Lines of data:

--- BEGIN ---

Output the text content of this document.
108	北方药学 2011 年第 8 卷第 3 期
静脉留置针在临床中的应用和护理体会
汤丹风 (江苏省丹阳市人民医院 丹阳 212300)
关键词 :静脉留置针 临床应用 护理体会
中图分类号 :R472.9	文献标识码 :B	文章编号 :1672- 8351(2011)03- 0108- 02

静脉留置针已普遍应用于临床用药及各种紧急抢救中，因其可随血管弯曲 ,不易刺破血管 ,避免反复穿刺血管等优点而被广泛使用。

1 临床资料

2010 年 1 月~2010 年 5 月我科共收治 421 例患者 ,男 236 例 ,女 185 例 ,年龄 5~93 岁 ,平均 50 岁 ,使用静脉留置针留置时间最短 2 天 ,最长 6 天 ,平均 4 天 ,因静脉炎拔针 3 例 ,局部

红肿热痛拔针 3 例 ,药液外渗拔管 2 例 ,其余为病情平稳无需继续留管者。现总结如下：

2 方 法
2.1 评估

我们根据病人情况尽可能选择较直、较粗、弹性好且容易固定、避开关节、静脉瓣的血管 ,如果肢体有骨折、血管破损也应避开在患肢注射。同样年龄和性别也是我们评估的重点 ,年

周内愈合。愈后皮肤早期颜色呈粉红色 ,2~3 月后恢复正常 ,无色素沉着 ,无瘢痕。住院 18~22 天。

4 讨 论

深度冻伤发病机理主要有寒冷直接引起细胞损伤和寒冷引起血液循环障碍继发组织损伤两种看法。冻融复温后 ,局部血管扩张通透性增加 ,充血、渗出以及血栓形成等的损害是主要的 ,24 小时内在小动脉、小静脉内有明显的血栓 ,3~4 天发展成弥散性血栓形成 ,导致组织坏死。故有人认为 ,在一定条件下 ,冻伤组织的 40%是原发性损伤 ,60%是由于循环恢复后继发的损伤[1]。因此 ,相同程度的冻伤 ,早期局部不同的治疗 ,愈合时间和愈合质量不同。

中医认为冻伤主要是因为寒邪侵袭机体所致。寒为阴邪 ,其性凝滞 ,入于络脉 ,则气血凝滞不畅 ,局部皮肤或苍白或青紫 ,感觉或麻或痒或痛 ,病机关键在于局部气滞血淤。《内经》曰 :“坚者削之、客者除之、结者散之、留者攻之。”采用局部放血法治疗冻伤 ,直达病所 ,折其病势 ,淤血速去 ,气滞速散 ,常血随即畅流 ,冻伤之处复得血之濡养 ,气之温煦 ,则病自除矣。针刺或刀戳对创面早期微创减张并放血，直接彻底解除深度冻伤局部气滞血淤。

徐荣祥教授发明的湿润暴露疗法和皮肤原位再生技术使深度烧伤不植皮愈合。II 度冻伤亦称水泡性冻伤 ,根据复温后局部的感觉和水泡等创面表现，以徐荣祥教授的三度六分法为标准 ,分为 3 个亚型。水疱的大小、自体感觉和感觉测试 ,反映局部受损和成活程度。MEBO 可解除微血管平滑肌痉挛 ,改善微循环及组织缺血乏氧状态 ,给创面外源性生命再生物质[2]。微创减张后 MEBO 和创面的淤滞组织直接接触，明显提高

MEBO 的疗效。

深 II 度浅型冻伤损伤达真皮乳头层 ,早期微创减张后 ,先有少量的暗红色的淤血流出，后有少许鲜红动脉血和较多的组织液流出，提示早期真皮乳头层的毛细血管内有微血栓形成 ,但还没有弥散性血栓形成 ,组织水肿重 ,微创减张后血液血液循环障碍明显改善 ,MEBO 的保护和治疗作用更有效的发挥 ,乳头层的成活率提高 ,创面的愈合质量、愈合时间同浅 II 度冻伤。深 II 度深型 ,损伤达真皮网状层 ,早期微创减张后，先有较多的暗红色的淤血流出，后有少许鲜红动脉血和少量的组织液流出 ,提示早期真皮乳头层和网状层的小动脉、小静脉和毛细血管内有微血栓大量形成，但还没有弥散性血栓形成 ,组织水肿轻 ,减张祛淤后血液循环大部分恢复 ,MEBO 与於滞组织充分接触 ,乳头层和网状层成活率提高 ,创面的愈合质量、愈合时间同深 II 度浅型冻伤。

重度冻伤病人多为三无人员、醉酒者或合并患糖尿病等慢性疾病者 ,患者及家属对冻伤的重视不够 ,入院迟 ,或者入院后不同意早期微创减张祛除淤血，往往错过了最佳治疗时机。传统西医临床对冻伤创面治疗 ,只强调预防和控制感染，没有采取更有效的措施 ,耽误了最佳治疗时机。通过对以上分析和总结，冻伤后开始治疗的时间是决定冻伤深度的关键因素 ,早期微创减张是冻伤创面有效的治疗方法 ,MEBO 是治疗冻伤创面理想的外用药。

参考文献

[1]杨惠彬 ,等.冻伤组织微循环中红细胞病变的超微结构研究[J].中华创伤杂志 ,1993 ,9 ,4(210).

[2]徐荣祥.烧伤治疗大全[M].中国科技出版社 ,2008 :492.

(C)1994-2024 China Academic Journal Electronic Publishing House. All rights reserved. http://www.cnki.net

--- END ---

TASK PROMPT: All of the lines above must be returned exactly.

ANSWER TO THE PROBLEM:
Output the text content of this document.
108	北方药学 2011 年第 8 卷第 3 期
静脉留置针在临床中的应用和护理体会
汤丹风 (江苏省丹阳市人民医院 丹阳 212300)
关键词 :静脉留置针 临床应用 护理体会
中图分类号 :R472.9	文献标识码 :B	文章编号 :1672- 8351(2011)03- 0108- 02

静脉留置针已普遍应用于临床用药及各种紧急抢救中，因其可随血管弯曲 ,不易刺破血管 ,避免反复穿刺血管等优点而被广泛使用。

1 临床资料

2010 年 1 月~2010 年 5 月我科共收治 421 例患者 ,男 236 例 ,女 185 例 ,年龄 5~93 岁 ,平均 50 岁 ,使用静脉留置针留置时间最短 2 天 ,最长 6 天 ,平均 4 天 ,因静脉炎拔针 3 例 ,局部

红肿热痛拔针 3 例 ,药液外渗拔管 2 例 ,其余为病情平稳无需继续留管者。现总结如下：

2 方 法
2.1 评估

我们根据病人情况尽可能选择较直、较粗、弹性好且容易固定、避开关节、静脉瓣的血管 ,如果肢体有骨折、血管破损也应避开在患肢注射。同样年龄和性别也是我们评估的重点 ,年

周内愈合。愈后皮肤早期颜色呈粉红色 ,2~3 月后恢复正常 ,无色素沉着 ,无瘢痕。住院 18~22 天。

4 讨 论

深度冻伤发病机理主要有寒冷直接引起细胞损伤和寒冷引起血液循环障碍继发组织损伤两种看法。冻融复温后 ,局部血管扩张通透性增加 ,充血、渗出以及血栓形成等的损害是主要的 ,24 小时内在小动脉、小静脉内有明显的血栓 ,3~4 天发展成弥散性血栓形成 ,导致组织坏死。故有人认为 ,在一定条件下 ,冻伤组织的 40%是原发性损伤 ,60%是由于循环恢复后继发的损伤[1]。因此 ,相同程度的冻伤 ,早期局部不同的治疗 ,愈合时间和愈合质量不同。

中医认为冻伤主要是因为寒邪侵袭机体所致。寒为阴邪 ,其性凝滞 ,入于络脉 ,则气血凝滞不畅 ,局部皮肤或苍白或青紫 ,感觉或麻或痒或痛 ,病机关键在于局部气滞血淤。《内经》曰 :“坚者削之、客者除之、结者散之、留者攻之。”采用局部放血法治疗冻伤 ,直达病所 ,折其病势 ,淤血速去 ,气滞速散 ,常血随即畅流 ,冻伤之处复得血之濡养 ,气之温煦 ,则病自除矣。针刺或刀戳对创面早期微创减张并放血，直接彻底解除深度冻伤局部气滞血淤。

徐荣祥教授发明的湿润暴露疗法和皮肤原位再生技术使深度烧伤不植皮愈合。II 度冻伤亦称水泡性冻伤 ,根据复温后局部的感觉和水泡等创面表现，以徐荣祥教授的三度六分法为标准 ,分为 3 个亚型。水疱的大小、自体感觉和感觉测试 ,反映局部受损和成活程度。MEBO 可解除微血管平滑肌痉挛 ,改善微循环及组织缺血乏氧状态 ,给创面外源性生命再生物质[2]。微创减张后 MEBO 和创面的淤滞组织直接接触，明显提高

MEBO 的疗效。

深 II 度浅型冻伤损伤达真皮乳头层 ,早期微创减张后 ,先有少量的暗红色的淤血流出，后有少许鲜红动脉血和较多的组织液流出，提示早期真皮乳头层的毛细血管内有微血栓形成 ,但还没有弥散性血栓形成 ,组织水肿重 ,微创减张后血液血液循环障碍明显改善 ,MEBO 的保护和治疗作用更有效的发挥 ,乳头层的成活率提高 ,创面的愈合质量、愈合时间同浅 II 度冻伤。深 II 度深型 ,损伤达真皮网状层 ,早期微创减张后，先有较多的暗红色的淤血流出，后有少许鲜红动脉血和少量的组织液流出 ,提示早期真皮乳头层和网状层的小动脉、小静脉和毛细血管内有微血栓大量形成，但还没有弥散性血栓形成 ,组织水肿轻 ,减张祛淤后血液循环大部分恢复 ,MEBO 与於滞组织充分接触 ,乳头层和网状层成活率提高 ,创面的愈合质量、愈合时间同深 II 度浅型冻伤。

重度冻伤病人多为三无人员、醉酒者或合并患糖尿病等慢性疾病者 ,患者及家属对冻伤的重视不够 ,入院迟 ,或者入院后不同意早期微创减张祛除淤血，往往错过了最佳治疗时机。传统西医临床对冻伤创面治疗 ,只强调预防和控制感染，没有采取更有效的措施 ,耽误了最佳治疗时机。通过对以上分析和总结，冻伤后开始治疗的时间是决定冻伤深度的关键因素 ,早期微创减张是冻伤创面有效的治疗方法 ,MEBO 是治疗冻伤创面理想的外用药。

参考文献

[1]杨惠彬 ,等.冻伤组织微循环中红细胞病变的超微结构研究[J].中华创伤杂志 ,1993 ,9 ,4(210).

[2]徐荣祥.烧伤治疗大全[M].中国科技出版社 ,2008 :492.

(C)1994-2024 China Academic Journal Electronic Publishing House. All rights reserved. http://www.cnki.net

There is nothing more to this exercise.